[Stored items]
==*==
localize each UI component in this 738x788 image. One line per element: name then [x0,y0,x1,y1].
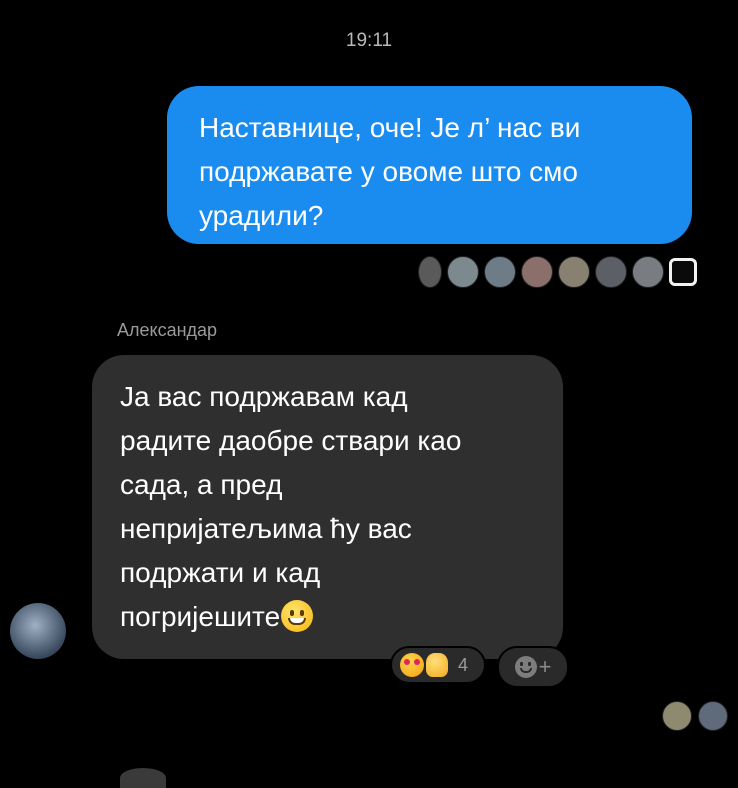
thumbs-up-icon [426,653,448,677]
incoming-message-bubble[interactable]: Ја вас подржавам кад радите даобре ствар… [92,355,563,659]
avatar [698,701,728,731]
message-line: сада, а пред [120,469,283,500]
avatar [662,701,692,731]
outgoing-message-bubble[interactable]: Наставнице, оче! Је л’ нас ви подржавате… [167,86,692,244]
reaction-count: 4 [458,654,469,675]
avatar[interactable] [10,603,66,659]
message-line-last: погријешите [120,595,539,639]
plus-icon: + [538,654,552,679]
message-line: Ја вас подржавам кад [120,381,408,412]
read-receipts-bottom [662,701,728,731]
smile-icon [514,656,537,678]
avatar [558,256,590,288]
message-line: Наставнице, оче! Је л’ нас ви [199,112,581,143]
avatar [595,256,627,288]
sender-name: Александар [117,320,218,340]
avatar [484,256,516,288]
add-reaction-button[interactable]: + [497,646,569,688]
message-line: радите даобре ствари као [120,425,462,456]
chat-timestamp: 19:11 [345,30,393,51]
read-receipts [418,255,697,289]
avatar [418,256,442,288]
message-line: урадили? [199,200,324,231]
avatar [521,256,553,288]
grinning-face-icon [281,600,314,632]
reactions-pill[interactable]: 4 [390,646,486,684]
avatar [669,258,697,286]
heart-eyes-icon [400,653,424,677]
message-line: подржавате у овоме што смо [199,156,578,187]
message-line-text: погријешите [120,601,281,632]
avatar [447,256,479,288]
avatar [120,768,166,788]
message-line: непријатељима ћу вас [120,513,412,544]
avatar [632,256,664,288]
message-line: подржати и кад [120,557,321,588]
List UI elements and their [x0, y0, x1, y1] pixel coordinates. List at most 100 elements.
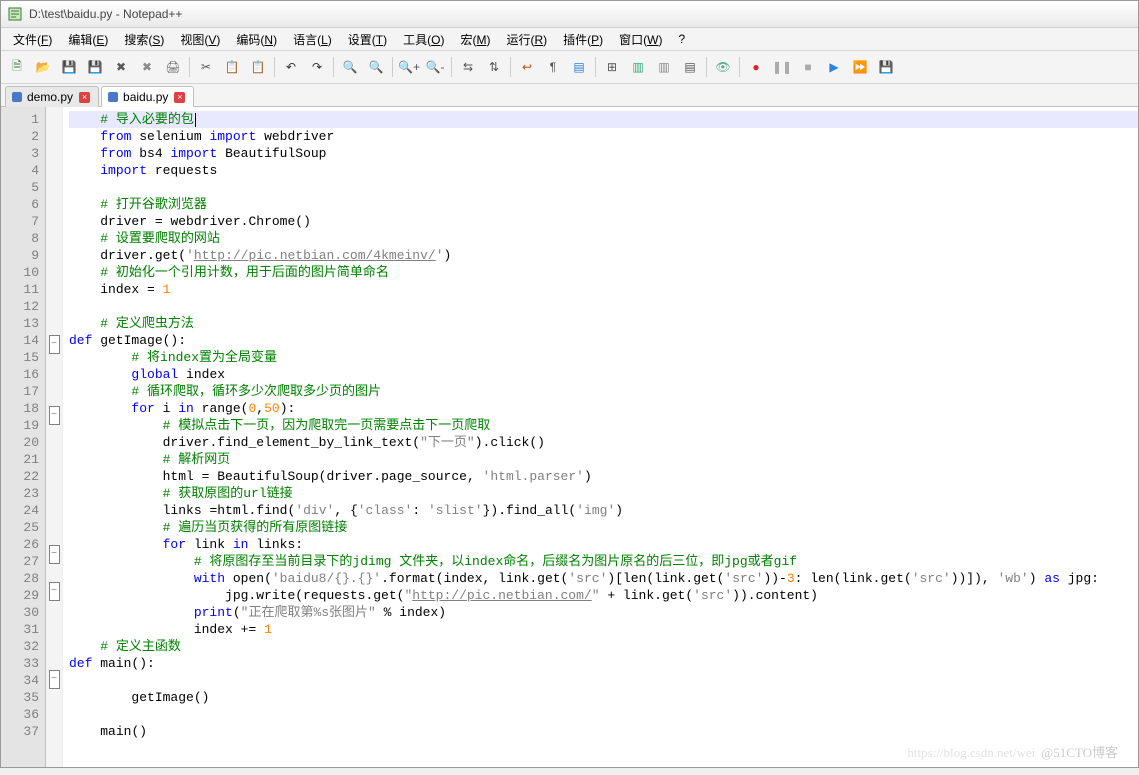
==*==
Present every line of the material above as a JSON list of strings, one string per line, skipping blank lines. Leave out the pictures.

§ Reply
[
  "localize each UI component in this 738x788 image. One line per element: name then [x0,y0,x1,y1].",
  "thumbs-up-icon [426,653,448,677]",
  "incoming-message-bubble[interactable]: Ја вас подржавам кад радите даобре ствар… [92,355,563,659]",
  "avatar [698,701,728,731]",
  "message-line: сада, а пред [120,469,283,500]",
  "avatar [662,701,692,731]",
  "outgoing-message-bubble[interactable]: Наставнице, оче! Је л’ нас ви подржавате… [167,86,692,244]",
  "reaction-count: 4 [458,654,469,675]",
  "avatar[interactable] [10,603,66,659]",
  "message-line-last: погријешите [120,595,539,639]",
  "plus-icon: + [538,654,552,679]",
  "message-line: Ја вас подржавам кад [120,381,408,412]",
  "read-receipts-bottom [662,701,728,731]",
  "smile-icon [514,656,537,678]",
  "avatar [558,256,590,288]",
  "message-line: Наставнице, оче! Је л’ нас ви [199,112,581,143]",
  "avatar [595,256,627,288]",
  "sender-name: Александар [117,320,218,340]",
  "avatar [484,256,516,288]",
  "add-reaction-button[interactable]: + [497,646,569,688]",
  "message-line: радите даобре ствари као [120,425,462,456]",
  "chat-timestamp: 19:11 [345,30,393,51]",
  "read-receipts [418,255,697,289]",
  "avatar [418,256,442,288]",
  "message-line: урадили? [199,200,324,231]",
  "avatar [521,256,553,288]",
  "grinning-face-icon [281,600,314,632]",
  "reactions-pill[interactable]: 4 [390,646,486,684]",
  "avatar [669,258,697,286]",
  "heart-eyes-icon [400,653,424,677]",
  "message-line: подржавате у овоме што смо [199,156,578,187]",
  "message-line-text: погријешите [120,601,281,632]",
  "avatar [447,256,479,288]",
  "avatar [120,768,166,788]",
  "message-line: непријатељима ћу вас [120,513,412,544]",
  "avatar [632,256,664,288]",
  "message-line: подржати и кад [120,557,321,588]",
  "List UI elements and their [x0, y0, x1, y1] pixel coordinates. List at most 100 elements."
]